Dataset rows:
**********

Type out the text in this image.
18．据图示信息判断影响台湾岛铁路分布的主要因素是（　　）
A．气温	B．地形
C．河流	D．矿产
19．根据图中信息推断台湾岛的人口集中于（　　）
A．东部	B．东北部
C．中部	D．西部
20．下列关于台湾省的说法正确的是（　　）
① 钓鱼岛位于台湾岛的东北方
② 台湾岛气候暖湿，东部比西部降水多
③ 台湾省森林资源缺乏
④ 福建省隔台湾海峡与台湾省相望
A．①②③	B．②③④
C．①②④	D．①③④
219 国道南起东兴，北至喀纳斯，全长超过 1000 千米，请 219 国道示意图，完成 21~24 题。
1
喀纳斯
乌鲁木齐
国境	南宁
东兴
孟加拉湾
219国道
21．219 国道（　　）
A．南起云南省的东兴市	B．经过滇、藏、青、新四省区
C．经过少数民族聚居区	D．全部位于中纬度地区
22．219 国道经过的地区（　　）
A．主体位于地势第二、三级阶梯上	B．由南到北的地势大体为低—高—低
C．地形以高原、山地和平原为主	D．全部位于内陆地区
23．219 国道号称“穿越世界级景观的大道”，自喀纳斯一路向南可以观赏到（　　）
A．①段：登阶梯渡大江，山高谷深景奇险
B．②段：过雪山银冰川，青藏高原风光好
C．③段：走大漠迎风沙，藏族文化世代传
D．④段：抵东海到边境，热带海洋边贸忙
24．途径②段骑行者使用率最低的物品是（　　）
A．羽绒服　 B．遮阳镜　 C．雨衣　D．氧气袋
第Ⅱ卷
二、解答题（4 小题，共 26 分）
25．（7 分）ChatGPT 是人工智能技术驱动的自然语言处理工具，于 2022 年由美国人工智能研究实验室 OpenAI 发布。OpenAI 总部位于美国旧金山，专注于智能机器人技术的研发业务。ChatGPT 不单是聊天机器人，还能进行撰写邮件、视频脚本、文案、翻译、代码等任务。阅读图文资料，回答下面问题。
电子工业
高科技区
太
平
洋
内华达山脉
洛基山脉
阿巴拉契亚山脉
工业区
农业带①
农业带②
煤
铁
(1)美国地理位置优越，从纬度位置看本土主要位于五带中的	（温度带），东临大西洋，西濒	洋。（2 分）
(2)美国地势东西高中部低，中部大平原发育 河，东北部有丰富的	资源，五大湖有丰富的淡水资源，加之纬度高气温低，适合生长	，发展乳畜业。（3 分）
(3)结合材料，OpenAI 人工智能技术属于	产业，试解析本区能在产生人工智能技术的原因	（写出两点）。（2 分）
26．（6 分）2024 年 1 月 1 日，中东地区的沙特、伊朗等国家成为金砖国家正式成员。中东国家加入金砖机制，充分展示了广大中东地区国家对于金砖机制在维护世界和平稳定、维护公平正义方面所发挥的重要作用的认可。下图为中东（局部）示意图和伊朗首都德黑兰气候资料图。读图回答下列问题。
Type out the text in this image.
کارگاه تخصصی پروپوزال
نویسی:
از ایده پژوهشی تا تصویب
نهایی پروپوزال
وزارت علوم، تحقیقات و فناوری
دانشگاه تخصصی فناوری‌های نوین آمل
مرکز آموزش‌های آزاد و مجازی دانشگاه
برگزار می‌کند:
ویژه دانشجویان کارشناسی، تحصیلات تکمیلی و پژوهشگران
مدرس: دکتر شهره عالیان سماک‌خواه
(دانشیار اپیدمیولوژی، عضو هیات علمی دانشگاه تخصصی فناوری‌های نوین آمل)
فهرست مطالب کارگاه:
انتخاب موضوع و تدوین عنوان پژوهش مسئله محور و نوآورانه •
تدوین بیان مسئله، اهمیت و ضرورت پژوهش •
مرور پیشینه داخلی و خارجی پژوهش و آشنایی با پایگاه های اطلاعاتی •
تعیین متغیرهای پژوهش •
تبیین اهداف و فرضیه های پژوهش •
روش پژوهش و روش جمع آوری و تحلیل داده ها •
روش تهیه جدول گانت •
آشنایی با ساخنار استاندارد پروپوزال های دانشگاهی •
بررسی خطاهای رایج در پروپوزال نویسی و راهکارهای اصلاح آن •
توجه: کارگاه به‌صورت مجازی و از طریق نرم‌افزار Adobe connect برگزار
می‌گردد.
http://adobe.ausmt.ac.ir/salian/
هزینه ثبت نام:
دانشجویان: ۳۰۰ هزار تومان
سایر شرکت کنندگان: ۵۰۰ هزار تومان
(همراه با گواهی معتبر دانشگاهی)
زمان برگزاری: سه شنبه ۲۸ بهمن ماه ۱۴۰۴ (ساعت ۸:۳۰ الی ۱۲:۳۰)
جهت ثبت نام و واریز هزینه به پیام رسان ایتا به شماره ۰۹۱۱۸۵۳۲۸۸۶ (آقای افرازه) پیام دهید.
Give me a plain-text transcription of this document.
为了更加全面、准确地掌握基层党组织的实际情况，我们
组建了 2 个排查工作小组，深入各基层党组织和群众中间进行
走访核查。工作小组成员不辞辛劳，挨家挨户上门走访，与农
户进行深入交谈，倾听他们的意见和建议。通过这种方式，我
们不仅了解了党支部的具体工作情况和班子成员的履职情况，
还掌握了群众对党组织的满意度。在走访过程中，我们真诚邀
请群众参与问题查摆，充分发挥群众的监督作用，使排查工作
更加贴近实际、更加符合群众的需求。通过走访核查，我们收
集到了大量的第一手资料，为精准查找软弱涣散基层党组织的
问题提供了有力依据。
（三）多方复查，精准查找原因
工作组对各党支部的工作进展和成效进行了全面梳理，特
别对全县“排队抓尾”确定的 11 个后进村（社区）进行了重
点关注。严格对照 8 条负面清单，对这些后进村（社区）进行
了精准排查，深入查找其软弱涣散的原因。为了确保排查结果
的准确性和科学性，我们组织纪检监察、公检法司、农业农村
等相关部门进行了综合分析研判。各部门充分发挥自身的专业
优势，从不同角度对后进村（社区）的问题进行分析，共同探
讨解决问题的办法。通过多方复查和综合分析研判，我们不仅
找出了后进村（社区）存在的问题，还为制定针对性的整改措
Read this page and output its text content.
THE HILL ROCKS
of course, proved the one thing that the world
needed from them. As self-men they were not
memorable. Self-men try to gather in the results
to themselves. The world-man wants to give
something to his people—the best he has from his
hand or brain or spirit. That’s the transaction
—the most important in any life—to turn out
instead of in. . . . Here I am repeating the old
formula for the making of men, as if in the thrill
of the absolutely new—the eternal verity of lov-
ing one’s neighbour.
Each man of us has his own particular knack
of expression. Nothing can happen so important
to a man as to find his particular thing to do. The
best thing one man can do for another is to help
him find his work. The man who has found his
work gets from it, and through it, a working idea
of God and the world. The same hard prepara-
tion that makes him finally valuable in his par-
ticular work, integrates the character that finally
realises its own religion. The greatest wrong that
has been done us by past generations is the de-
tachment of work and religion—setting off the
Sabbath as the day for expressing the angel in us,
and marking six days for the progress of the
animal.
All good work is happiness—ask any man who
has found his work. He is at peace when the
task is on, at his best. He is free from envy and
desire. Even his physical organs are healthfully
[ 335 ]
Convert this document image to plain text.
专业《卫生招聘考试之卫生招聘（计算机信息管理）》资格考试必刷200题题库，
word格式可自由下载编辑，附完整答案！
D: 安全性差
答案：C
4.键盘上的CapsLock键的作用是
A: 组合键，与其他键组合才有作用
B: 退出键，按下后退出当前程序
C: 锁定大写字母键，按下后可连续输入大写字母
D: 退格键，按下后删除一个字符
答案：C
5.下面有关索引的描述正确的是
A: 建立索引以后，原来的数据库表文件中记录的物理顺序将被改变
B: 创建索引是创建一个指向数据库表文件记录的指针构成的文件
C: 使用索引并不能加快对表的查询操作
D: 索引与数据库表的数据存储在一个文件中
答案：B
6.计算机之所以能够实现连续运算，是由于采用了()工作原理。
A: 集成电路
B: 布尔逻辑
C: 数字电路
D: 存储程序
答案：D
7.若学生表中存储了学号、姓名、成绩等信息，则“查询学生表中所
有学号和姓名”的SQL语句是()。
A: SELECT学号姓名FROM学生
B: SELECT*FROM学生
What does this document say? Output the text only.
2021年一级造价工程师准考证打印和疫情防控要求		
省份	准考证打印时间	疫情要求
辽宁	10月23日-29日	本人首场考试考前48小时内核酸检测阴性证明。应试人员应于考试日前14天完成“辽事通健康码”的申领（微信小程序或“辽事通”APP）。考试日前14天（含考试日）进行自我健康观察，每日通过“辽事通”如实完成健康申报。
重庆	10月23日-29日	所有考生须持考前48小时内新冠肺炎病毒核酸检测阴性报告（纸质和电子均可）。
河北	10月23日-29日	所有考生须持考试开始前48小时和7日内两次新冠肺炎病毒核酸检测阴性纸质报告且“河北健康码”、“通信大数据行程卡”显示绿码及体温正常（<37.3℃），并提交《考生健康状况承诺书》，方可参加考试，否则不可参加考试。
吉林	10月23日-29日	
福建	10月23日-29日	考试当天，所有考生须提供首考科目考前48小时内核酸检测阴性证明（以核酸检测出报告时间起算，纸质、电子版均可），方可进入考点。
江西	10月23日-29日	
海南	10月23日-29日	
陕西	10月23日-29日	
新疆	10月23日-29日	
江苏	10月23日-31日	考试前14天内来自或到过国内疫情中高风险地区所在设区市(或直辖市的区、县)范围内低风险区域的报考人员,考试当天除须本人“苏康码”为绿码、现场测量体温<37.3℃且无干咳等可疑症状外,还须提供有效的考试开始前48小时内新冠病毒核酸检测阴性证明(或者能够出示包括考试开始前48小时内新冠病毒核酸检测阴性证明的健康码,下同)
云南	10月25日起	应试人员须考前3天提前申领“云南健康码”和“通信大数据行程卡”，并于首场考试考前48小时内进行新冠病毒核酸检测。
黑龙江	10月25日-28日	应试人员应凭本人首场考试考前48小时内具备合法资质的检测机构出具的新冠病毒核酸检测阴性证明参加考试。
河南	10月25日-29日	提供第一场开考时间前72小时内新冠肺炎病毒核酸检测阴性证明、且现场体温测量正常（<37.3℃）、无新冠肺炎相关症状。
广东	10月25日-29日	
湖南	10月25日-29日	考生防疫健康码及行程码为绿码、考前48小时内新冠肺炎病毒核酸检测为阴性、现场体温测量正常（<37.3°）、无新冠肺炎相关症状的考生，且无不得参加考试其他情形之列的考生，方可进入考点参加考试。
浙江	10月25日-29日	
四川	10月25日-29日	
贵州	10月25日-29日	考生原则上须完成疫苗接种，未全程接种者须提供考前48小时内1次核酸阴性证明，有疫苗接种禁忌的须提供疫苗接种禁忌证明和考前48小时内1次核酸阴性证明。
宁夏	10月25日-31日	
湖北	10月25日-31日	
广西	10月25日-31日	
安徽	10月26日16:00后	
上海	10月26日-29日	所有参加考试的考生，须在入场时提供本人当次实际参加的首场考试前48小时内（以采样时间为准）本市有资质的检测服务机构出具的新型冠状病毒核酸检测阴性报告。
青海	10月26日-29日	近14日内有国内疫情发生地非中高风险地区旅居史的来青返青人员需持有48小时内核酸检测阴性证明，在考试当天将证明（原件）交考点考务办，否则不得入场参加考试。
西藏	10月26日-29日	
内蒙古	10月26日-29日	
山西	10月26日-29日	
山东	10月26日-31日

**********

Look over the listing. Pull out every line with the string "آشنایی" in it.

مرور پیشینه داخلی و خارجی پژوهش و آشنایی با پایگاه های اطلاعاتی •
آشنایی با ساخنار استاندارد پروپوزال های دانشگاهی •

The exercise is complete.